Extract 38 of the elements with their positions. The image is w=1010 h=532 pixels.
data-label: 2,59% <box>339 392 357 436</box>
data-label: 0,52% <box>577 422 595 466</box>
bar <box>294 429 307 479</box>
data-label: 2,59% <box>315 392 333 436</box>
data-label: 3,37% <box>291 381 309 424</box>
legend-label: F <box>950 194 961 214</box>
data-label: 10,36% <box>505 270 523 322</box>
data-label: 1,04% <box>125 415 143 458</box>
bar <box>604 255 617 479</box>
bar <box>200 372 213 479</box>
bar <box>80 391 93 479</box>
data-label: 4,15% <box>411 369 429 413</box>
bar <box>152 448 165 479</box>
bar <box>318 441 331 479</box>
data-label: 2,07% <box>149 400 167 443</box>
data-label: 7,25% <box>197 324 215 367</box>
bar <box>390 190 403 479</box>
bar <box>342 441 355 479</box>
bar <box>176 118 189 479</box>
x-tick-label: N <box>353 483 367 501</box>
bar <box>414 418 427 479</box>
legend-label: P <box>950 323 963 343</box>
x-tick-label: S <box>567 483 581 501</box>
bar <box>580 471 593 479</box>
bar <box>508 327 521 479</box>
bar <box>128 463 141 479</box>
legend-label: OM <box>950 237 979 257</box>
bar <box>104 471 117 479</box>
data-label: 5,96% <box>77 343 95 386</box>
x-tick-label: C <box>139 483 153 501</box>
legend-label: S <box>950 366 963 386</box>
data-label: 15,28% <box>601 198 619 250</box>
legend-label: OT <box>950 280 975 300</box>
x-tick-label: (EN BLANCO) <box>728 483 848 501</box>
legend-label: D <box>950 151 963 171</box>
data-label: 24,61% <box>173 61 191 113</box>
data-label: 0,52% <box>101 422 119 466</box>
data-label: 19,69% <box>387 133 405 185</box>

++++++++++

Por favor, atualize tudo desde o início dos registros até a linha com "bar <box>604 255 617 479</box>", reescrevendo essas linhas com "data-label" trocado por "rótulo-valor" e o restante sem alteração.

**RESOLUÇÃO**
Extract 38 of the elements with their positions. The image is w=1010 h=532 pixels.
rótulo-valor: 2,59% <box>339 392 357 436</box>
rótulo-valor: 0,52% <box>577 422 595 466</box>
bar <box>294 429 307 479</box>
rótulo-valor: 2,59% <box>315 392 333 436</box>
rótulo-valor: 3,37% <box>291 381 309 424</box>
legend-label: F <box>950 194 961 214</box>
rótulo-valor: 10,36% <box>505 270 523 322</box>
rótulo-valor: 1,04% <box>125 415 143 458</box>
bar <box>604 255 617 479</box>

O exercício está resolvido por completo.